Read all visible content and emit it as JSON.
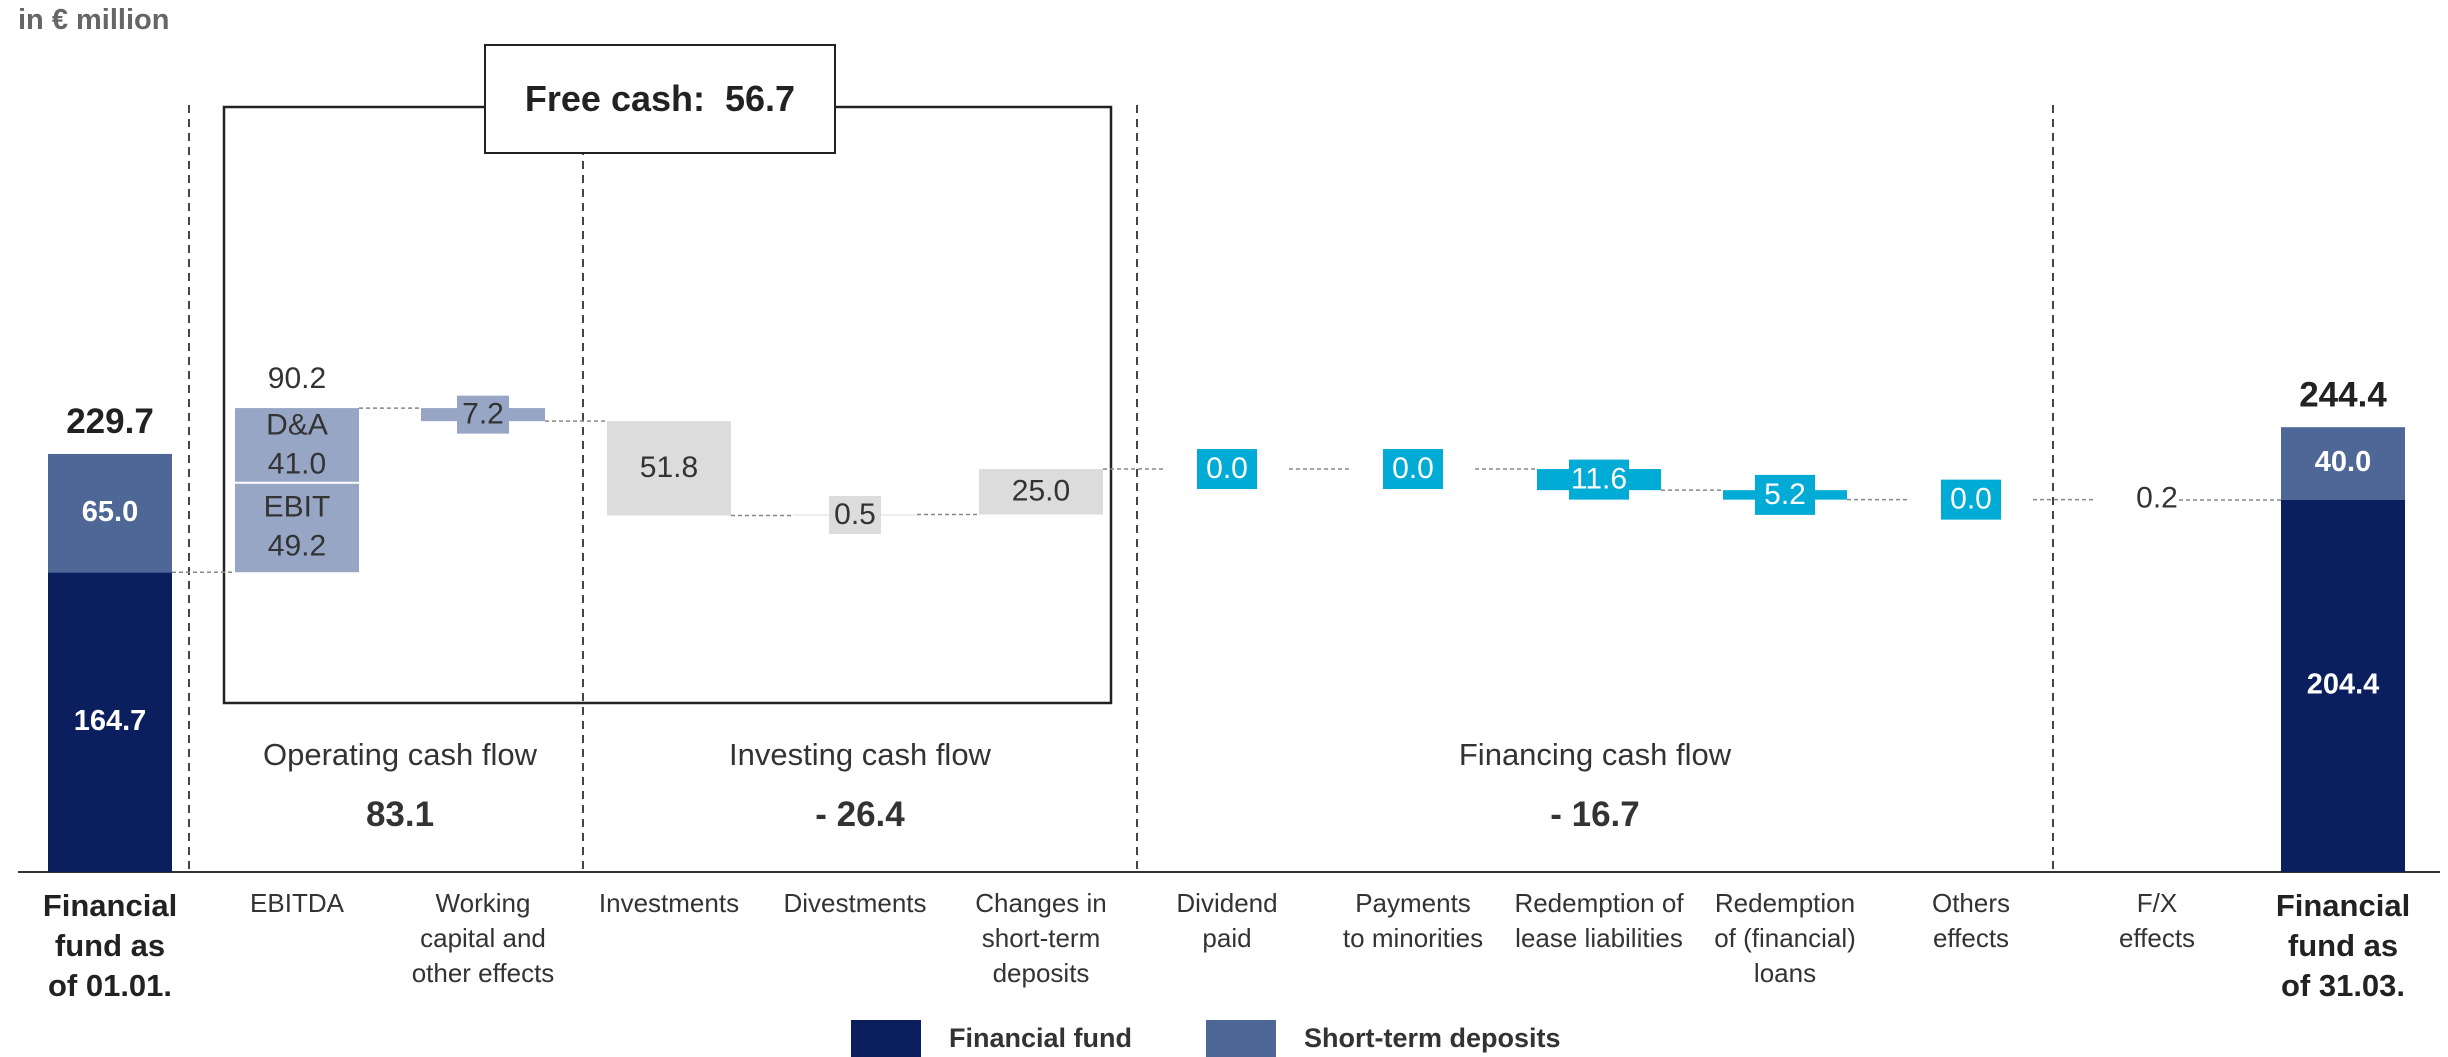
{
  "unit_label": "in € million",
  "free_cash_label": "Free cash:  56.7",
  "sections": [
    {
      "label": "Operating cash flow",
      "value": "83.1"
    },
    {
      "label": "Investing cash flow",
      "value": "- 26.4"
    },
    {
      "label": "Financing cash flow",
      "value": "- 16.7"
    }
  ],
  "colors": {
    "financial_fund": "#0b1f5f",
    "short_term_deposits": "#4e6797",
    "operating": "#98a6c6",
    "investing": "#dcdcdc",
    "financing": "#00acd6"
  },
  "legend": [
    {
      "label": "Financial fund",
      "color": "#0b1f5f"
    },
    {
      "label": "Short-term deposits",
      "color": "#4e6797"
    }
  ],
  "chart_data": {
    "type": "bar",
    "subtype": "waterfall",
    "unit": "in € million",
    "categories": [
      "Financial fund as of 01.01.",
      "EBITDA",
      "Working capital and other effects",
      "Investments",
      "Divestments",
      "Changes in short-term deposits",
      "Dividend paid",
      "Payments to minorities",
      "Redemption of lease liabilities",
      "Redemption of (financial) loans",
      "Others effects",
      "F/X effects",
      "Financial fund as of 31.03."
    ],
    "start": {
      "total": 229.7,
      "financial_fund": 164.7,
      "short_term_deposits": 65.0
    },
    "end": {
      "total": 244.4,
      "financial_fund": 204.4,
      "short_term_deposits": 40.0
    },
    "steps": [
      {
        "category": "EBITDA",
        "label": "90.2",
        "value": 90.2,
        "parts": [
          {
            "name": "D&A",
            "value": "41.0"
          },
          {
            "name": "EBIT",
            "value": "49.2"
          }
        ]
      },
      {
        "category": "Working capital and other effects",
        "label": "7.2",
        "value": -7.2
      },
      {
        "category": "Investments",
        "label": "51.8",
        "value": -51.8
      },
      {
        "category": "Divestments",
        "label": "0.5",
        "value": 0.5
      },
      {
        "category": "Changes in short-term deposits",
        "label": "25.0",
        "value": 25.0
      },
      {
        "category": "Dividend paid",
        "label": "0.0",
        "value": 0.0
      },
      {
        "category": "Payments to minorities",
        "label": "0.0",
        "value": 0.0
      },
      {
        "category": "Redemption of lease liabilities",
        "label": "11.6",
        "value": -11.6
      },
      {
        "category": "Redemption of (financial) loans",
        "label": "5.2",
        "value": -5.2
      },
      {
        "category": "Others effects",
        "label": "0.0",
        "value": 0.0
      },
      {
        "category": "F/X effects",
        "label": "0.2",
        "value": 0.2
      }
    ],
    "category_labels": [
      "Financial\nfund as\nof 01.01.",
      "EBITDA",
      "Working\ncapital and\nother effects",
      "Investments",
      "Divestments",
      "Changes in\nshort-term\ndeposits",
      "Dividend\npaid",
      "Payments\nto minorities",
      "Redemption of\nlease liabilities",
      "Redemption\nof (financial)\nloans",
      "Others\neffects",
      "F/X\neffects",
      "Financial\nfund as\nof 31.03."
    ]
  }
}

§

Copy every line of the data word for word, omitting the images.

Read all visible content and emit it as JSON.
{
  "unit_label": "in € million",
  "free_cash_label": "Free cash:  56.7",
  "sections": [
    {
      "label": "Operating cash flow",
      "value": "83.1"
    },
    {
      "label": "Investing cash flow",
      "value": "- 26.4"
    },
    {
      "label": "Financing cash flow",
      "value": "- 16.7"
    }
  ],
  "colors": {
    "financial_fund": "#0b1f5f",
    "short_term_deposits": "#4e6797",
    "operating": "#98a6c6",
    "investing": "#dcdcdc",
    "financing": "#00acd6"
  },
  "legend": [
    {
      "label": "Financial fund",
      "color": "#0b1f5f"
    },
    {
      "label": "Short-term deposits",
      "color": "#4e6797"
    }
  ],
  "chart_data": {
    "type": "bar",
    "subtype": "waterfall",
    "unit": "in € million",
    "categories": [
      "Financial fund as of 01.01.",
      "EBITDA",
      "Working capital and other effects",
      "Investments",
      "Divestments",
      "Changes in short-term deposits",
      "Dividend paid",
      "Payments to minorities",
      "Redemption of lease liabilities",
      "Redemption of (financial) loans",
      "Others effects",
      "F/X effects",
      "Financial fund as of 31.03."
    ],
    "start": {
      "total": 229.7,
      "financial_fund": 164.7,
      "short_term_deposits": 65.0
    },
    "end": {
      "total": 244.4,
      "financial_fund": 204.4,
      "short_term_deposits": 40.0
    },
    "steps": [
      {
        "category": "EBITDA",
        "label": "90.2",
        "value": 90.2,
        "parts": [
          {
            "name": "D&A",
            "value": "41.0"
          },
          {
            "name": "EBIT",
            "value": "49.2"
          }
        ]
      },
      {
        "category": "Working capital and other effects",
        "label": "7.2",
        "value": -7.2
      },
      {
        "category": "Investments",
        "label": "51.8",
        "value": -51.8
      },
      {
        "category": "Divestments",
        "label": "0.5",
        "value": 0.5
      },
      {
        "category": "Changes in short-term deposits",
        "label": "25.0",
        "value": 25.0
      },
      {
        "category": "Dividend paid",
        "label": "0.0",
        "value": 0.0
      },
      {
        "category": "Payments to minorities",
        "label": "0.0",
        "value": 0.0
      },
      {
        "category": "Redemption of lease liabilities",
        "label": "11.6",
        "value": -11.6
      },
      {
        "category": "Redemption of (financial) loans",
        "label": "5.2",
        "value": -5.2
      },
      {
        "category": "Others effects",
        "label": "0.0",
        "value": 0.0
      },
      {
        "category": "F/X effects",
        "label": "0.2",
        "value": 0.2
      }
    ],
    "category_labels": [
      "Financial\nfund as\nof 01.01.",
      "EBITDA",
      "Working\ncapital and\nother effects",
      "Investments",
      "Divestments",
      "Changes in\nshort-term\ndeposits",
      "Dividend\npaid",
      "Payments\nto minorities",
      "Redemption of\nlease liabilities",
      "Redemption\nof (financial)\nloans",
      "Others\neffects",
      "F/X\neffects",
      "Financial\nfund as\nof 31.03."
    ]
  }
}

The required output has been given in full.